++++ PROVIDED RECORDS ++++

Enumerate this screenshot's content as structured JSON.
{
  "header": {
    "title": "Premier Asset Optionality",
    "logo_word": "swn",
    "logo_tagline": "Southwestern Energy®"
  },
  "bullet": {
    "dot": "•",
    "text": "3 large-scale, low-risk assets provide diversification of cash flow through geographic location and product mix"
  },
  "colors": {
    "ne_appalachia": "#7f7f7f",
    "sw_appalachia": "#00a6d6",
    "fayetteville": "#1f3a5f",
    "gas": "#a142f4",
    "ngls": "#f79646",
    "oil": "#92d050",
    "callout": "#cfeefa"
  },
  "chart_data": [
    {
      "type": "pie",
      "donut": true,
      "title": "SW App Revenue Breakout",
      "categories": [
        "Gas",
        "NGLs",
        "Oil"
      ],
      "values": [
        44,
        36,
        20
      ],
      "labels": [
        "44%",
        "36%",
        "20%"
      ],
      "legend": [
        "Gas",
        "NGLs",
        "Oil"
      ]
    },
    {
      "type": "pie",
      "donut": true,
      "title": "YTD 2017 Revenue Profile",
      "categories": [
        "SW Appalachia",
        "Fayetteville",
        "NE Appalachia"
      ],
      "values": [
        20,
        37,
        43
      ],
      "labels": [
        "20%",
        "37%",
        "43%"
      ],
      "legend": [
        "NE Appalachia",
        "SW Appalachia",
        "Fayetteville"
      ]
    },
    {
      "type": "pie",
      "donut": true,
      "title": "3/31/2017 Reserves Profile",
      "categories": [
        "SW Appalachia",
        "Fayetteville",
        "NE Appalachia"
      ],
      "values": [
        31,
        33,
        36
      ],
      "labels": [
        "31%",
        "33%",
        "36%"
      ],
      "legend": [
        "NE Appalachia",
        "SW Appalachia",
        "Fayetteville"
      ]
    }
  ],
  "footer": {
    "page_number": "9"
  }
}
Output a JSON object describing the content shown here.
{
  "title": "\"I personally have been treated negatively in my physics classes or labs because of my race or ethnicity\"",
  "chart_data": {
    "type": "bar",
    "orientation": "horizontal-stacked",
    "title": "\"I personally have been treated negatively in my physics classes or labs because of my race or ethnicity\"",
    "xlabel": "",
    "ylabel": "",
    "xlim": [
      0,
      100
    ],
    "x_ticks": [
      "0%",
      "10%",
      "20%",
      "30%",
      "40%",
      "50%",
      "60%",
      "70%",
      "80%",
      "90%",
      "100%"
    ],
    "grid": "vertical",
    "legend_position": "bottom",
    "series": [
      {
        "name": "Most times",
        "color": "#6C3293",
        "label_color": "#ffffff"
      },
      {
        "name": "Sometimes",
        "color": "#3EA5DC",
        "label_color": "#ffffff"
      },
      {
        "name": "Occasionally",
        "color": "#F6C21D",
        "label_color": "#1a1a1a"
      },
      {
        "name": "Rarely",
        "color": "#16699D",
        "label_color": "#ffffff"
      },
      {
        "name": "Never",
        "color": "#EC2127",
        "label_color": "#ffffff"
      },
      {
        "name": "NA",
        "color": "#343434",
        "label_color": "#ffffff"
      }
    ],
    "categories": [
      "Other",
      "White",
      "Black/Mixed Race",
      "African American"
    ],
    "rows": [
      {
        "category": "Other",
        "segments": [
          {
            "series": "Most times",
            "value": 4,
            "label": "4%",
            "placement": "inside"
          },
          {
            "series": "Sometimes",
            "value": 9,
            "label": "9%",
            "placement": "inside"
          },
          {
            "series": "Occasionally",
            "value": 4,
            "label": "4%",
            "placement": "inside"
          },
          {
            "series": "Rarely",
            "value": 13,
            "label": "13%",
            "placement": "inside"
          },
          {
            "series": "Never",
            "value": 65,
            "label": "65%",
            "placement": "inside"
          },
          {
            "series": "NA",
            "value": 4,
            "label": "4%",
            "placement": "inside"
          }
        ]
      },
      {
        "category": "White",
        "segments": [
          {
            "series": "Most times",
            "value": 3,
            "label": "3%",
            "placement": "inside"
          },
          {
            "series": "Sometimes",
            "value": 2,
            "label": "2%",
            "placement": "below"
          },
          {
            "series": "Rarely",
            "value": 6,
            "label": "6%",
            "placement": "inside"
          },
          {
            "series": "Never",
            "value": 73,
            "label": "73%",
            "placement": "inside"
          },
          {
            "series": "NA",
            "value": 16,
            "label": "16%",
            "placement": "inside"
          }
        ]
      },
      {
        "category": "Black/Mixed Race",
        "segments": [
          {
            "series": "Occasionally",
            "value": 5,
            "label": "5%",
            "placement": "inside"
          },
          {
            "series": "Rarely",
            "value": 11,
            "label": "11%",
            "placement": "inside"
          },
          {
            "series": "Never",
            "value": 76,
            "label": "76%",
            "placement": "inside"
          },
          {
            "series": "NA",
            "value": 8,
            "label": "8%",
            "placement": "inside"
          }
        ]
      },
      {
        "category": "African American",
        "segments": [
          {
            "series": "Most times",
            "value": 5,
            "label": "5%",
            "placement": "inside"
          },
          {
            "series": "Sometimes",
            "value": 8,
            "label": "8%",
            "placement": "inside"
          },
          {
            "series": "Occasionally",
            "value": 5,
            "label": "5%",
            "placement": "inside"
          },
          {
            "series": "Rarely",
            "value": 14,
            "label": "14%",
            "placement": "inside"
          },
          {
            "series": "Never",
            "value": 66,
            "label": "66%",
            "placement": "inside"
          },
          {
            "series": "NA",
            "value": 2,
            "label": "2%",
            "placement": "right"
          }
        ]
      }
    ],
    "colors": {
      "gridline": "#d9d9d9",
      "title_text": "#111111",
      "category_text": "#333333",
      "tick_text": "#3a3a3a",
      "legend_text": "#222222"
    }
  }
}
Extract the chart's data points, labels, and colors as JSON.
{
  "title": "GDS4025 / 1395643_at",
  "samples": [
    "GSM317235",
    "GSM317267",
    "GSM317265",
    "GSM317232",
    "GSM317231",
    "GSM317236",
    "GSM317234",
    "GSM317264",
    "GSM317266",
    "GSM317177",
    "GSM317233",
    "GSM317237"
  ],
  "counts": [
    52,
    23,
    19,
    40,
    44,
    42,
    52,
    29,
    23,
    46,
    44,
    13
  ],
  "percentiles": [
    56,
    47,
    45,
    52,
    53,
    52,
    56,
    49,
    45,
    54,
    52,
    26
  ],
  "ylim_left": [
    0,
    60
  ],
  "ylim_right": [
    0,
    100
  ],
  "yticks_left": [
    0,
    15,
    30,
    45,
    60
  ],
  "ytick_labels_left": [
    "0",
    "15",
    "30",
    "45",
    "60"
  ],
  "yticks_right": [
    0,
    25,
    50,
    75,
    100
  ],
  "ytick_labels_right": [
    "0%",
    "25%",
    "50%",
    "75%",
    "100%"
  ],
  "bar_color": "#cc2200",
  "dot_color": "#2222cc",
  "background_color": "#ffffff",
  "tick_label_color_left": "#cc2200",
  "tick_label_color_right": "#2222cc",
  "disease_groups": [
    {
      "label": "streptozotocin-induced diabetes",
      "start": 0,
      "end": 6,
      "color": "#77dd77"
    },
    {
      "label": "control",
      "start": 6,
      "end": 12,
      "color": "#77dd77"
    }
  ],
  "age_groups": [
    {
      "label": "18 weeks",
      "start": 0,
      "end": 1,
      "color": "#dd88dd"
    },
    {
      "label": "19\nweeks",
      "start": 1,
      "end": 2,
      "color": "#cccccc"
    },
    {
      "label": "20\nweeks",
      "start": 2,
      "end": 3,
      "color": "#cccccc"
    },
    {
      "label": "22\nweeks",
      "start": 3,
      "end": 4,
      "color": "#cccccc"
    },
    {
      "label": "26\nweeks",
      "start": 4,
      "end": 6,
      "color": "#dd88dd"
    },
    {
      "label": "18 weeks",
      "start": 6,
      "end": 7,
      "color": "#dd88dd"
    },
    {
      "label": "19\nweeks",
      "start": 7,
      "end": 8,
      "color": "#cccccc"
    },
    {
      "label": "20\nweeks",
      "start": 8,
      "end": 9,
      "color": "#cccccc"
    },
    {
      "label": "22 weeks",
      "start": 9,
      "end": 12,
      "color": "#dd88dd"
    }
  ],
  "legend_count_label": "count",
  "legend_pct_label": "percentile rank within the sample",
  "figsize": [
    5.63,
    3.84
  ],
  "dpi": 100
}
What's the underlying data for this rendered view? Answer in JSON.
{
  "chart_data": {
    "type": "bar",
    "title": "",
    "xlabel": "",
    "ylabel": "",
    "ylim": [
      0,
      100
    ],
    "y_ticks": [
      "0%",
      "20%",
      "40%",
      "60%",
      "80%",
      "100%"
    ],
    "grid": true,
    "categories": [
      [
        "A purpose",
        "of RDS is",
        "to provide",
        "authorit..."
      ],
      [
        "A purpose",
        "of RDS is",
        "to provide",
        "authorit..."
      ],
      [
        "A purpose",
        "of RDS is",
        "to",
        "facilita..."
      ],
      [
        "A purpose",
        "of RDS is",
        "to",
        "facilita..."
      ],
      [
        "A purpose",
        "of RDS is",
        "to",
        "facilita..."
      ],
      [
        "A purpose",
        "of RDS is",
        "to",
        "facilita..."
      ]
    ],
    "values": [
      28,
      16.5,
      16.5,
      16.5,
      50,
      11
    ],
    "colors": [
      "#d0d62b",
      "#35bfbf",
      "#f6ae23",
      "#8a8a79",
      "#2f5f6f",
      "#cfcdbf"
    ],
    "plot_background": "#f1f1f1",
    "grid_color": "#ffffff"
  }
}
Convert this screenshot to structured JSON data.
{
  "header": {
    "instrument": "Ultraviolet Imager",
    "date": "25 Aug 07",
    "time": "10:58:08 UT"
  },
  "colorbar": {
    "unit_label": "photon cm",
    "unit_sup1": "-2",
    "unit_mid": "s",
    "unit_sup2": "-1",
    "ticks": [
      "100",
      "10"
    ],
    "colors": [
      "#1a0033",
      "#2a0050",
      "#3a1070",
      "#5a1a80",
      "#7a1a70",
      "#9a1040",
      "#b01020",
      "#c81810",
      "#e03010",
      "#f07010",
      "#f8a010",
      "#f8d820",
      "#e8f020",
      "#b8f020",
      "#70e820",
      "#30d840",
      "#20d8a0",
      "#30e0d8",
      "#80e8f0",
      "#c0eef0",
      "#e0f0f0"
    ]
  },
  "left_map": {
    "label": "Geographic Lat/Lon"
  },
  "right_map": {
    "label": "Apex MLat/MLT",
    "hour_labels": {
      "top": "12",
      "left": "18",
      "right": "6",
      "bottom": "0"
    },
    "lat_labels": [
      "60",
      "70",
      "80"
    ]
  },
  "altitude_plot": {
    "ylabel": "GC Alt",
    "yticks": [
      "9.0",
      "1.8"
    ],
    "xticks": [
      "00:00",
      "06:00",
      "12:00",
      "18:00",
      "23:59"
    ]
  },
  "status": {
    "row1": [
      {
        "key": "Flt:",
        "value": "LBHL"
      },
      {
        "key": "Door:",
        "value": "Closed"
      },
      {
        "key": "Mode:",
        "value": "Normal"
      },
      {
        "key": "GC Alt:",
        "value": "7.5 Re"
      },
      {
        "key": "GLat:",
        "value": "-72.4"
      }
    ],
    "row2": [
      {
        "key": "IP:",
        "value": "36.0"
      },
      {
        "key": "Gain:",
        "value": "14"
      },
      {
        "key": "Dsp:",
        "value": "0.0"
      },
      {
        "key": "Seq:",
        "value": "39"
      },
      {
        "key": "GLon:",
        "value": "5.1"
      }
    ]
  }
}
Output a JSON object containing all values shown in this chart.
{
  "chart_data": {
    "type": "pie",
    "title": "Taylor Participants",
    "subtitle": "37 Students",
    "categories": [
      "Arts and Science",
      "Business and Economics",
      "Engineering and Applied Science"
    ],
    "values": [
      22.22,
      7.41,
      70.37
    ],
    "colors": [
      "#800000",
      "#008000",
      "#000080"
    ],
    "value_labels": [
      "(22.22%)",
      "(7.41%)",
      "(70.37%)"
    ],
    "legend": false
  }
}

++++

• REQUIREMENTS:
Lines that hold the word "this" are the ones to return, every one of them.

• TASK ANSWER:
Enumerate this screenshot's content as structured JSON.
What's the underlying data for this rendered view? Answer in JSON.
Convert this screenshot to structured JSON data.
Output a JSON object containing all values shown in this chart.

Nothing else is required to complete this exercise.